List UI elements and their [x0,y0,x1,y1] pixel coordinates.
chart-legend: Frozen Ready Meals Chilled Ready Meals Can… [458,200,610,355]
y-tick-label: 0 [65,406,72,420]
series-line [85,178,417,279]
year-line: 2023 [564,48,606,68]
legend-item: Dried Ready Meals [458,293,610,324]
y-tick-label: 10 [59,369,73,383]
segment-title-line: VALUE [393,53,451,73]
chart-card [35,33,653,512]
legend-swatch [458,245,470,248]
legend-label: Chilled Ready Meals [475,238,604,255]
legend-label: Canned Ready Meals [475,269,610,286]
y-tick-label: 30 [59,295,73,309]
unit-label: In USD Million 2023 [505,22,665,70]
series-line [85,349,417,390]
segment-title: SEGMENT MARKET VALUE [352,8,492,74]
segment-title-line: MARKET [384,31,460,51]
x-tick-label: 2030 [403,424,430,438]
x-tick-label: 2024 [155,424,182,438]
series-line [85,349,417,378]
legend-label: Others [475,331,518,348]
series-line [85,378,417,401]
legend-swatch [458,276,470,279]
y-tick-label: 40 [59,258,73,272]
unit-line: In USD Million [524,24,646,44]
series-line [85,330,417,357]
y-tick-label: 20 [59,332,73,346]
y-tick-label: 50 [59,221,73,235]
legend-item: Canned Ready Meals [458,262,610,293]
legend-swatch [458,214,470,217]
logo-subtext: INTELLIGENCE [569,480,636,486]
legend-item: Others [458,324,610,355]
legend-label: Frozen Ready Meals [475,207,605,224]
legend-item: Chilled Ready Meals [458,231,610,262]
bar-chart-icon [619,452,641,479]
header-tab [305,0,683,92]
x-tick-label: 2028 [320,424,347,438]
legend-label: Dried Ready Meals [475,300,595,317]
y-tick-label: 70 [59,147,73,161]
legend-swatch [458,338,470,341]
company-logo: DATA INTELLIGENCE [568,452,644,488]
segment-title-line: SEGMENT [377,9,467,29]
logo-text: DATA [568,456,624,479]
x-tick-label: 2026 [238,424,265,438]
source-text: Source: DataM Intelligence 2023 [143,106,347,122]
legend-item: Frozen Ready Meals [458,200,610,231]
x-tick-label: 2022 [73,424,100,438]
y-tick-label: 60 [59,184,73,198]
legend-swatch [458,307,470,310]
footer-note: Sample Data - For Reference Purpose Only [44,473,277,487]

= = = =

_Written problem_.
Return all of the rows above verbatim, line for line and in the same order.

_Response to this task_.
List UI elements and their [x0,y0,x1,y1] pixel coordinates.
chart-legend: Frozen Ready Meals Chilled Ready Meals Can… [458,200,610,355]
y-tick-label: 0 [65,406,72,420]
series-line [85,178,417,279]
year-line: 2023 [564,48,606,68]
legend-item: Dried Ready Meals [458,293,610,324]
y-tick-label: 10 [59,369,73,383]
segment-title-line: VALUE [393,53,451,73]
chart-card [35,33,653,512]
legend-swatch [458,245,470,248]
legend-label: Chilled Ready Meals [475,238,604,255]
legend-label: Canned Ready Meals [475,269,610,286]
y-tick-label: 30 [59,295,73,309]
unit-label: In USD Million 2023 [505,22,665,70]
series-line [85,349,417,390]
segment-title: SEGMENT MARKET VALUE [352,8,492,74]
segment-title-line: MARKET [384,31,460,51]
x-tick-label: 2030 [403,424,430,438]
x-tick-label: 2024 [155,424,182,438]
series-line [85,349,417,378]
legend-label: Others [475,331,518,348]
series-line [85,378,417,401]
legend-swatch [458,276,470,279]
y-tick-label: 40 [59,258,73,272]
unit-line: In USD Million [524,24,646,44]
series-line [85,330,417,357]
y-tick-label: 20 [59,332,73,346]
y-tick-label: 50 [59,221,73,235]
legend-item: Canned Ready Meals [458,262,610,293]
legend-swatch [458,214,470,217]
logo-subtext: INTELLIGENCE [569,480,636,486]
legend-item: Others [458,324,610,355]
legend-label: Frozen Ready Meals [475,207,605,224]
legend-item: Chilled Ready Meals [458,231,610,262]
bar-chart-icon [619,452,641,479]
header-tab [305,0,683,92]
x-tick-label: 2028 [320,424,347,438]
legend-label: Dried Ready Meals [475,300,595,317]
y-tick-label: 70 [59,147,73,161]
legend-swatch [458,338,470,341]
company-logo: DATA INTELLIGENCE [568,452,644,488]
segment-title-line: SEGMENT [377,9,467,29]
logo-text: DATA [568,456,624,479]
x-tick-label: 2026 [238,424,265,438]
source-text: Source: DataM Intelligence 2023 [143,106,347,122]
legend-item: Frozen Ready Meals [458,200,610,231]
x-tick-label: 2022 [73,424,100,438]
y-tick-label: 60 [59,184,73,198]
legend-swatch [458,307,470,310]
footer-note: Sample Data - For Reference Purpose Only [44,473,277,487]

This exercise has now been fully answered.